Return exactly the lines of the entries that start at the line containing "Type out the text in this image." and continue to the last line. Omit the pictures.

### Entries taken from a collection
☆ ☆ ☆

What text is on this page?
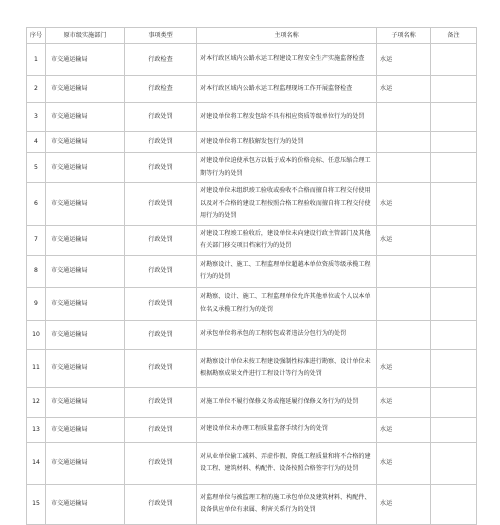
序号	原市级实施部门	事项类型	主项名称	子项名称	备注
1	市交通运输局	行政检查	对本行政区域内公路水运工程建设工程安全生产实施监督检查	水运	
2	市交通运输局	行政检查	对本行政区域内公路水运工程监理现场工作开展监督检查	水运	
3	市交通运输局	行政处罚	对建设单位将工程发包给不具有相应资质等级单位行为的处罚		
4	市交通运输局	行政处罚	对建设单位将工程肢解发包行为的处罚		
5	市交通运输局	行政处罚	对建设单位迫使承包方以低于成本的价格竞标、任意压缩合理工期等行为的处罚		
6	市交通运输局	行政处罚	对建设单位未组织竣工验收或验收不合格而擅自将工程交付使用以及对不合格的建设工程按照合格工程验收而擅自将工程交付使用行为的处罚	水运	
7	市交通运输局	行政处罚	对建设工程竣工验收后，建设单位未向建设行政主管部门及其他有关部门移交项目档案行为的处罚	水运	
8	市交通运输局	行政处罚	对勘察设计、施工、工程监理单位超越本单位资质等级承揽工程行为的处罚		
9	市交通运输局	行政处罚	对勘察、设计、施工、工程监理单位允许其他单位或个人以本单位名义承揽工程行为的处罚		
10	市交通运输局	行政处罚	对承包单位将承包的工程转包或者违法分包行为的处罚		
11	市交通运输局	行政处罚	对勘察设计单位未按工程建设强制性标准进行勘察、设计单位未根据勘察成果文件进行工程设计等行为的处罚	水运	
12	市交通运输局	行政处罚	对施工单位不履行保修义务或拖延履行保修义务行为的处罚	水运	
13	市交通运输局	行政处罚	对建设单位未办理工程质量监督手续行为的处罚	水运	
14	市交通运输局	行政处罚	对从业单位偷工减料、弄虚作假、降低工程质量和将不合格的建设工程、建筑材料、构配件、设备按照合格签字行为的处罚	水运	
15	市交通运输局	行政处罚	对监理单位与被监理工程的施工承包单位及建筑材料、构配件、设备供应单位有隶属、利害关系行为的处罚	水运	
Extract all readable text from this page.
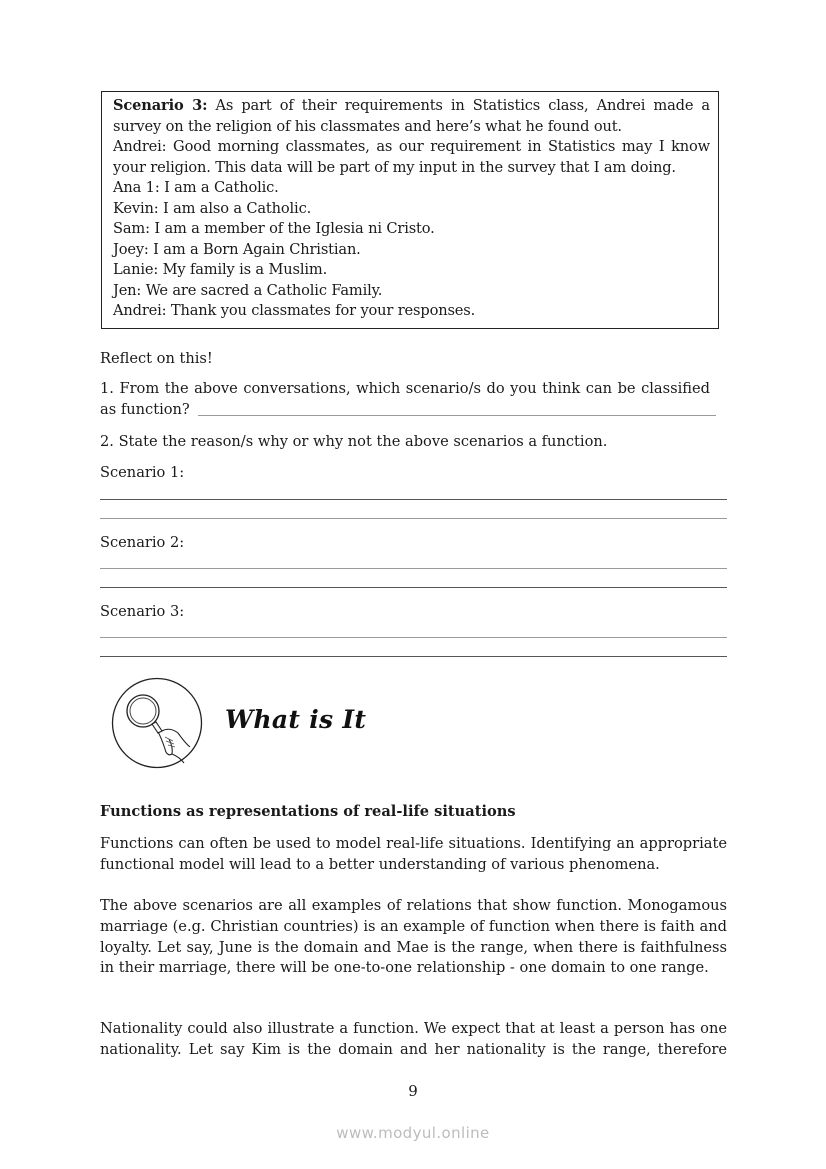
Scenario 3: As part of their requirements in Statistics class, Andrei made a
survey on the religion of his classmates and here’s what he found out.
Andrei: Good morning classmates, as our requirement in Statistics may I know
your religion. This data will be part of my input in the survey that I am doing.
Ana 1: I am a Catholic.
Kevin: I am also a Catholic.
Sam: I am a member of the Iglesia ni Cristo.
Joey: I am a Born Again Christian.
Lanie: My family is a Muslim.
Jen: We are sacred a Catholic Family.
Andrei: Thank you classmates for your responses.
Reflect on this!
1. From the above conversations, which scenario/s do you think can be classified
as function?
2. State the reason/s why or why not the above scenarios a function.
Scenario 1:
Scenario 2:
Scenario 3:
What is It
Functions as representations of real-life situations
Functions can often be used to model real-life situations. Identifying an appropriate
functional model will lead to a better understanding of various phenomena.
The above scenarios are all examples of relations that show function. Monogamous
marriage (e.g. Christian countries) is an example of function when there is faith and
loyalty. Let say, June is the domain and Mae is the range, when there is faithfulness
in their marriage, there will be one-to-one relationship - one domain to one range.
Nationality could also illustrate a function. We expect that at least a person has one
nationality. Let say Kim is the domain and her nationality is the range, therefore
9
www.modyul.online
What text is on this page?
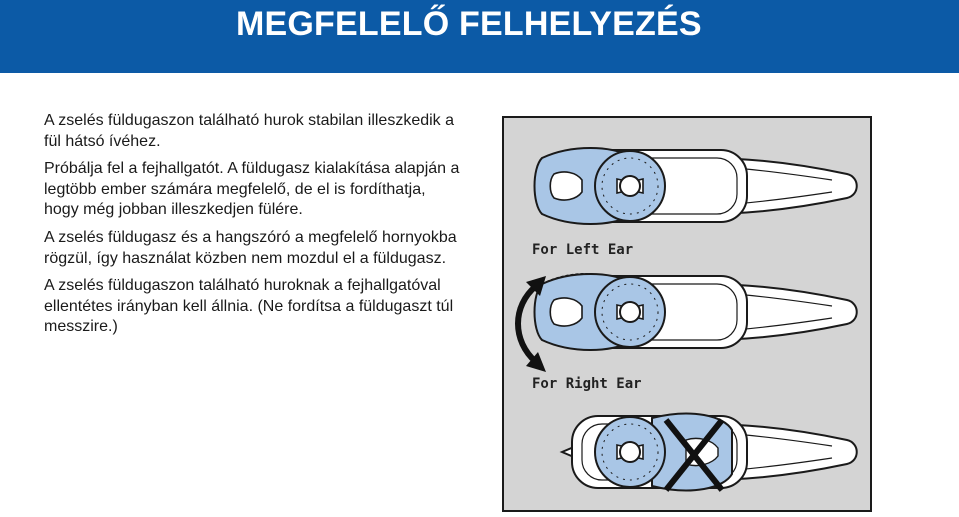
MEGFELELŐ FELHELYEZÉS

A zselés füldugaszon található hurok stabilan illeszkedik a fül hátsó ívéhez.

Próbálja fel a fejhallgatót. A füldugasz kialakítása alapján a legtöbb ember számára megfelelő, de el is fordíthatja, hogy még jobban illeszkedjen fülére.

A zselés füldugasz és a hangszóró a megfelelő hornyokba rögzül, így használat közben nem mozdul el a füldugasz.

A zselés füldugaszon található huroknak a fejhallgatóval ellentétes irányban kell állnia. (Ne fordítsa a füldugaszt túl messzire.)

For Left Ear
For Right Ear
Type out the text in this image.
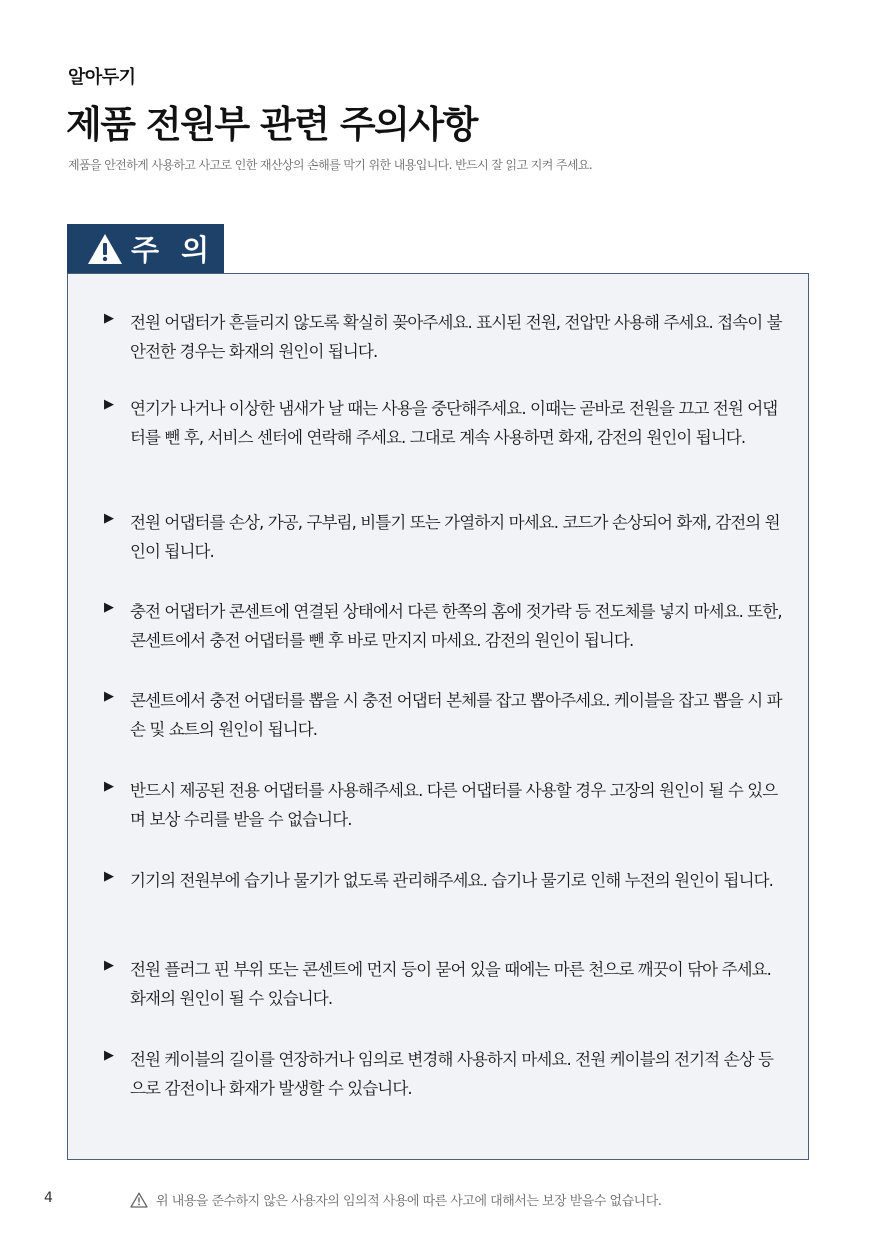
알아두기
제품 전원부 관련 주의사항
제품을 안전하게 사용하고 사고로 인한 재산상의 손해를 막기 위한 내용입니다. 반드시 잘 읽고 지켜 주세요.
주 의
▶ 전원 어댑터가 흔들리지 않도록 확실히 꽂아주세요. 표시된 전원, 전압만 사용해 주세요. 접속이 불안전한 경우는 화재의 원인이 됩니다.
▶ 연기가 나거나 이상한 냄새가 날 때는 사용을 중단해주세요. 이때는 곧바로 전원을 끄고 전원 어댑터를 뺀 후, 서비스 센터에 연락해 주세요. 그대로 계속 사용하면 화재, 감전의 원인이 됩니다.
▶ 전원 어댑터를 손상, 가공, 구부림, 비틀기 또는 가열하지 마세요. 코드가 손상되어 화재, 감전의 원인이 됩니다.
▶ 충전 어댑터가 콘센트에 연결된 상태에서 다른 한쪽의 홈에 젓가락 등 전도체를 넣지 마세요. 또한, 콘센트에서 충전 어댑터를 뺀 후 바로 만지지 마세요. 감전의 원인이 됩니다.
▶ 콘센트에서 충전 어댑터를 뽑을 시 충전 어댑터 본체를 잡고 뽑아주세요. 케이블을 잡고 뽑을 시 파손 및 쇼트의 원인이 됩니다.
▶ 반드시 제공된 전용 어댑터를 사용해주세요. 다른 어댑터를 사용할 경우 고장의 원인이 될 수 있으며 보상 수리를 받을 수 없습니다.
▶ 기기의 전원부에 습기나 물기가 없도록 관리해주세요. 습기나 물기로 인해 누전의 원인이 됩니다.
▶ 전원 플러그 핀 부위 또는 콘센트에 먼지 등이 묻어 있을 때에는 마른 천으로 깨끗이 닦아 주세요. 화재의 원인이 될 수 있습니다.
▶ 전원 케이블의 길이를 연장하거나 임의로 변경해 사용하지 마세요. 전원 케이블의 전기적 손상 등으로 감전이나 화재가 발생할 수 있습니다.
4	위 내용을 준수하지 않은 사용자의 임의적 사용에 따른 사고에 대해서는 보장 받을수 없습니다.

☆ ☆ ☆

### Answer to the exercise
Type out the text in this image.
알아두기
제품 전원부 관련 주의사항
제품을 안전하게 사용하고 사고로 인한 재산상의 손해를 막기 위한 내용입니다. 반드시 잘 읽고 지켜 주세요.
주 의
▶ 전원 어댑터가 흔들리지 않도록 확실히 꽂아주세요. 표시된 전원, 전압만 사용해 주세요. 접속이 불안전한 경우는 화재의 원인이 됩니다.
▶ 연기가 나거나 이상한 냄새가 날 때는 사용을 중단해주세요. 이때는 곧바로 전원을 끄고 전원 어댑터를 뺀 후, 서비스 센터에 연락해 주세요. 그대로 계속 사용하면 화재, 감전의 원인이 됩니다.
▶ 전원 어댑터를 손상, 가공, 구부림, 비틀기 또는 가열하지 마세요. 코드가 손상되어 화재, 감전의 원인이 됩니다.
▶ 충전 어댑터가 콘센트에 연결된 상태에서 다른 한쪽의 홈에 젓가락 등 전도체를 넣지 마세요. 또한, 콘센트에서 충전 어댑터를 뺀 후 바로 만지지 마세요. 감전의 원인이 됩니다.
▶ 콘센트에서 충전 어댑터를 뽑을 시 충전 어댑터 본체를 잡고 뽑아주세요. 케이블을 잡고 뽑을 시 파손 및 쇼트의 원인이 됩니다.
▶ 반드시 제공된 전용 어댑터를 사용해주세요. 다른 어댑터를 사용할 경우 고장의 원인이 될 수 있으며 보상 수리를 받을 수 없습니다.
▶ 기기의 전원부에 습기나 물기가 없도록 관리해주세요. 습기나 물기로 인해 누전의 원인이 됩니다.
▶ 전원 플러그 핀 부위 또는 콘센트에 먼지 등이 묻어 있을 때에는 마른 천으로 깨끗이 닦아 주세요. 화재의 원인이 될 수 있습니다.
▶ 전원 케이블의 길이를 연장하거나 임의로 변경해 사용하지 마세요. 전원 케이블의 전기적 손상 등으로 감전이나 화재가 발생할 수 있습니다.
4	위 내용을 준수하지 않은 사용자의 임의적 사용에 따른 사고에 대해서는 보장 받을수 없습니다.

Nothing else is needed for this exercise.